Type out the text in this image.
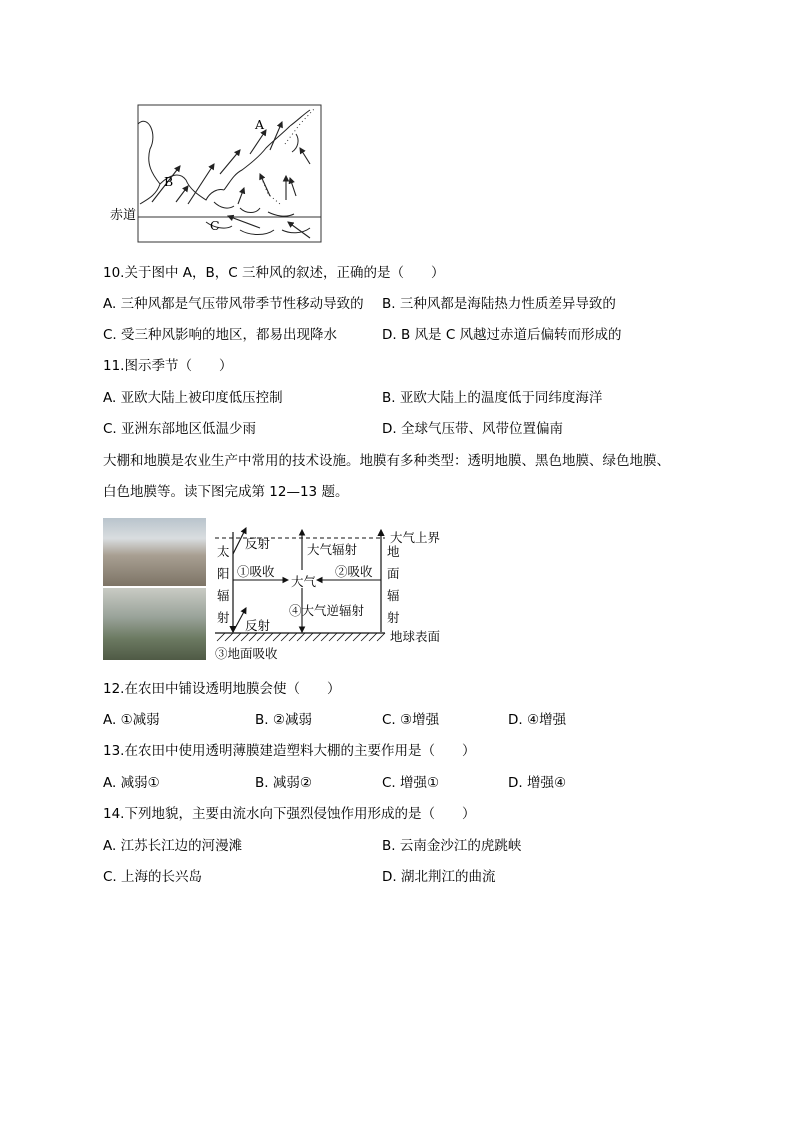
A
B
C
赤道
10.关于图中 A，B，C 三种风的叙述，正确的是（　　）
A. 三种风都是气压带风带季节性移动导致的 B. 三种风都是海陆热力性质差异导致的
C. 受三种风影响的地区，都易出现降水	D. B 风是 C 风越过赤道后偏转而形成的
11.图示季节（　　）
A. 亚欧大陆上被印度低压控制	B. 亚欧大陆上的温度低于同纬度海洋
C. 亚洲东部地区低温少雨	D. 全球气压带、风带位置偏南
大棚和地膜是农业生产中常用的技术设施。地膜有多种类型：透明地膜、黑色地膜、绿色地膜、
白色地膜等。读下图完成第 12—13 题。
大气上界
太
阳
辐
射
反射	大气辐射
①吸收	②吸收
大气
地
面
辐
射
④大气逆辐射
反射
地球表面
③地面吸收
12.在农田中铺设透明地膜会使（　　）
A. ①减弱	B. ②减弱	C. ③增强	D. ④增强
13.在农田中使用透明薄膜建造塑料大棚的主要作用是（　　）
A. 减弱①	B. 减弱②	C. 增强①	D. 增强④
14.下列地貌，主要由流水向下强烈侵蚀作用形成的是（　　）
A. 江苏长江边的河漫滩	B. 云南金沙江的虎跳峡
C. 上海的长兴岛	D. 湖北荆江的曲流
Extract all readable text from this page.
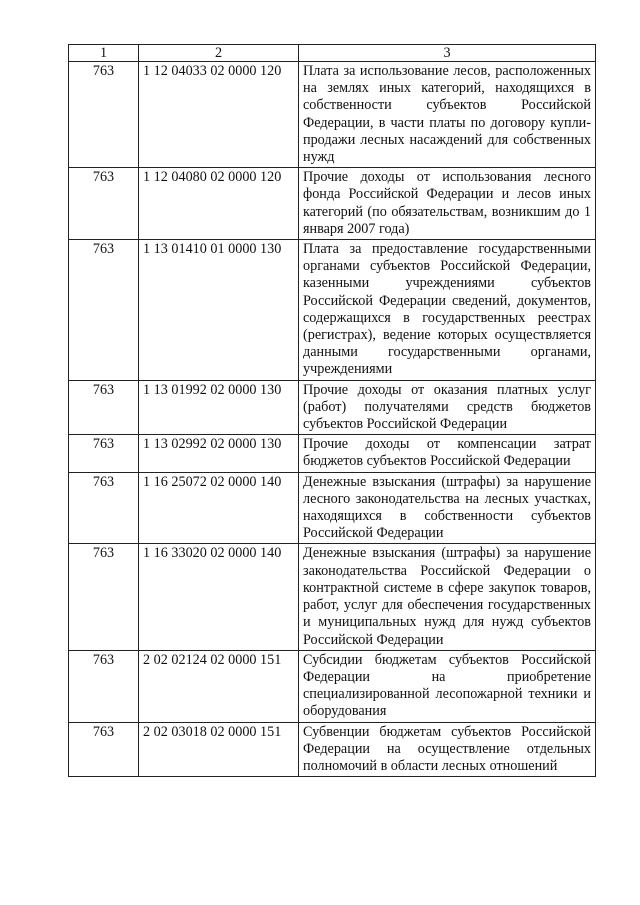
1	2	3
763	1 12 04033 02 0000 120	Плата за использование лесов, расположенных на землях иных категорий, находящихся в собственности субъектов Российской Федерации, в части платы по договору купли-продажи лесных насаждений для собственных нужд
763	1 12 04080 02 0000 120	Прочие доходы от использования лесного фонда Российской Федерации и лесов иных категорий (по обязательствам, возникшим до 1 января 2007 года)
763	1 13 01410 01 0000 130	Плата за предоставление государственными органами субъектов Российской Федерации, казенными учреждениями субъектов Российской Федерации сведений, документов, содержащихся в государственных реестрах (регистрах), ведение которых осуществляется данными государственными органами, учреждениями
763	1 13 01992 02 0000 130	Прочие доходы от оказания платных услуг (работ) получателями средств бюджетов субъектов Российской Федерации
763	1 13 02992 02 0000 130	Прочие доходы от компенсации затрат бюджетов субъектов Российской Федерации
763	1 16 25072 02 0000 140	Денежные взыскания (штрафы) за нарушение лесного законодательства на лесных участках, находящихся в собственности субъектов Российской Федерации
763	1 16 33020 02 0000 140	Денежные взыскания (штрафы) за нарушение законодательства Российской Федерации о контрактной системе в сфере закупок товаров, работ, услуг для обеспечения государственных и муниципальных нужд для нужд субъектов Российской Федерации
763	2 02 02124 02 0000 151	Субсидии бюджетам субъектов Российской Федерации на приобретение специализированной лесопожарной техники и оборудования
763	2 02 03018 02 0000 151	Субвенции бюджетам субъектов Российской Федерации на осуществление отдельных полномочий в области лесных отношений
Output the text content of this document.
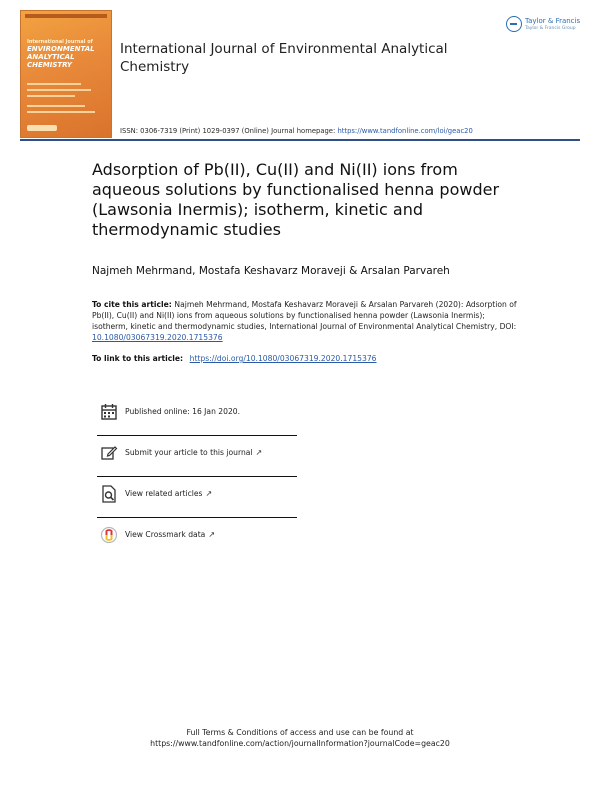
International Journal of
ENVIRONMENTAL
ANALYTICAL
CHEMISTRY
Taylor & Francis
Taylor & Francis Group
International Journal of Environmental Analytical Chemistry
ISSN: 0306-7319 (Print) 1029-0397 (Online) Journal homepage: https://www.tandfonline.com/loi/geac20
Adsorption of Pb(II), Cu(II) and Ni(II) ions from aqueous solutions by functionalised henna powder (Lawsonia Inermis); isotherm, kinetic and thermodynamic studies
Najmeh Mehrmand, Mostafa Keshavarz Moraveji & Arsalan Parvareh
To cite this article: Najmeh Mehrmand, Mostafa Keshavarz Moraveji & Arsalan Parvareh (2020): Adsorption of Pb(II), Cu(II) and Ni(II) ions from aqueous solutions by functionalised henna powder (Lawsonia Inermis); isotherm, kinetic and thermodynamic studies, International Journal of Environmental Analytical Chemistry, DOI: 10.1080/03067319.2020.1715376
To link to this article: https://doi.org/10.1080/03067319.2020.1715376
Published online: 16 Jan 2020.
Submit your article to this journal ↗
View related articles ↗
View Crossmark data ↗
Full Terms & Conditions of access and use can be found at
https://www.tandfonline.com/action/journalInformation?journalCode=geac20
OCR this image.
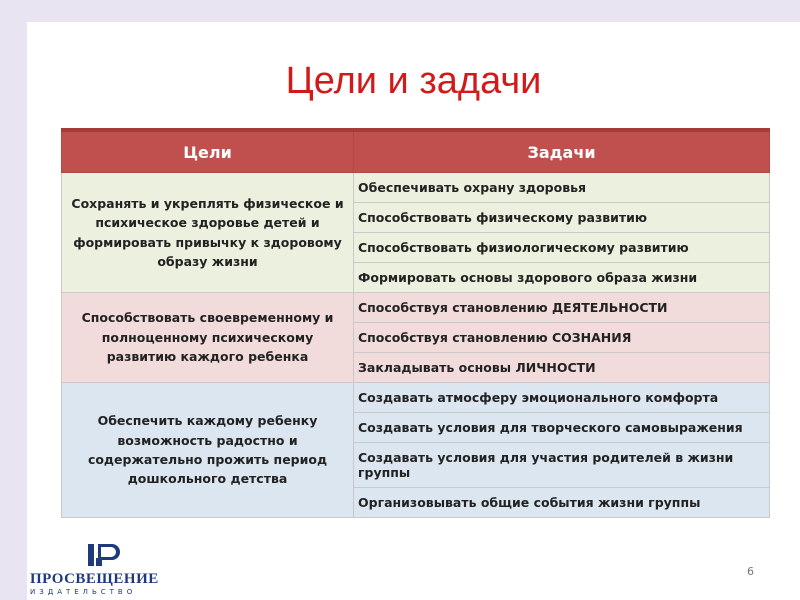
Цели и задачи
Цели	Задачи
Сохранять и укреплять физическое и психическое здоровье детей и формировать привычку к здоровому образу жизни	Обеспечивать охрану здоровья
	Способствовать физическому развитию
	Способствовать физиологическому развитию
	Формировать основы здорового образа жизни
Способствовать своевременному и полноценному психическому развитию каждого ребенка	Способствуя становлению ДЕЯТЕЛЬНОСТИ
	Способствуя становлению СОЗНАНИЯ
	Закладывать основы ЛИЧНОСТИ
Обеспечить каждому ребенку возможность радостно и содержательно прожить период дошкольного детства	Создавать атмосферу эмоционального комфорта
	Создавать условия для творческого самовыражения
	Создавать условия для участия родителей в жизни группы
	Организовывать общие события жизни группы
ПРОСВЕЩЕНИЕ
ИЗДАТЕЛЬСТВО
6
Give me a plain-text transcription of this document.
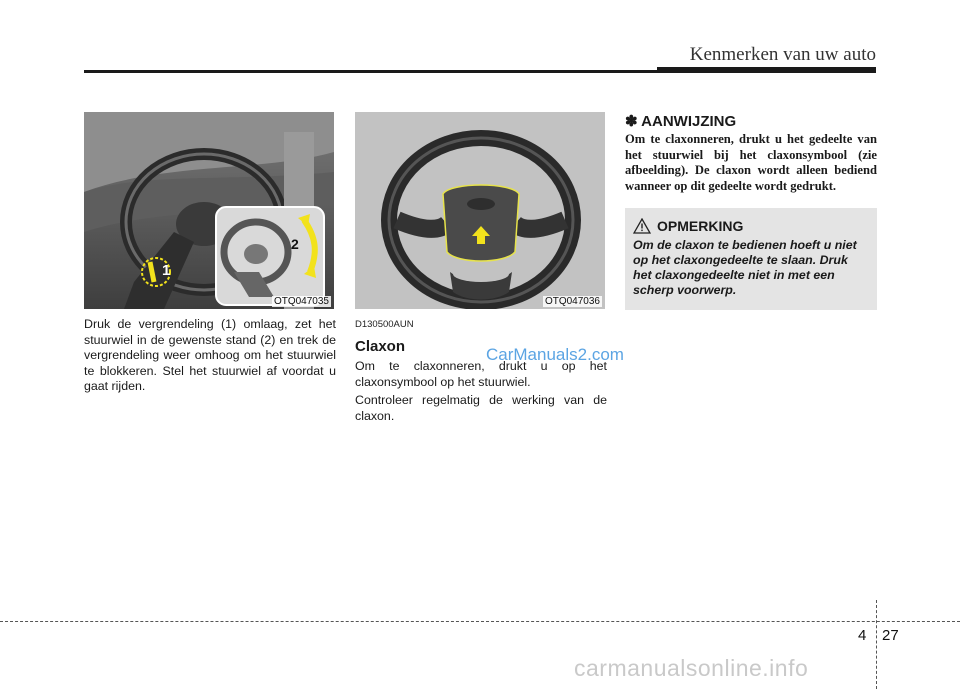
Kenmerken van uw auto
1
2
OTQ047035

Druk de vergrendeling (1) omlaag, zet het stuurwiel in de gewenste stand (2) en trek de vergrendeling weer omhoog om het stuurwiel te blokkeren. Stel het stuurwiel af voordat u gaat rijden.

OTQ047036
D130500AUN
Claxon

Om te claxonneren, drukt u op het claxonsymbool op het stuurwiel.

Controleer regelmatig de werking van de claxon.

CarManuals2.com
✽ AANWIJZING
Om te claxonneren, drukt u het gedeelte van het stuurwiel bij het claxonsymbool (zie afbeelding). De claxon wordt alleen bediend wanneer op dit gedeelte wordt gedrukt.
OPMERKING
Om de claxon te bedienen hoeft u niet op het claxongedeelte te slaan. Druk het claxongedeelte niet in met een scherp voorwerp.
4 27
carmanualsonline.info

→ What the task asks: Give solely the number of lines in the data that contain the string "Parvareh".

→ Complete response: 2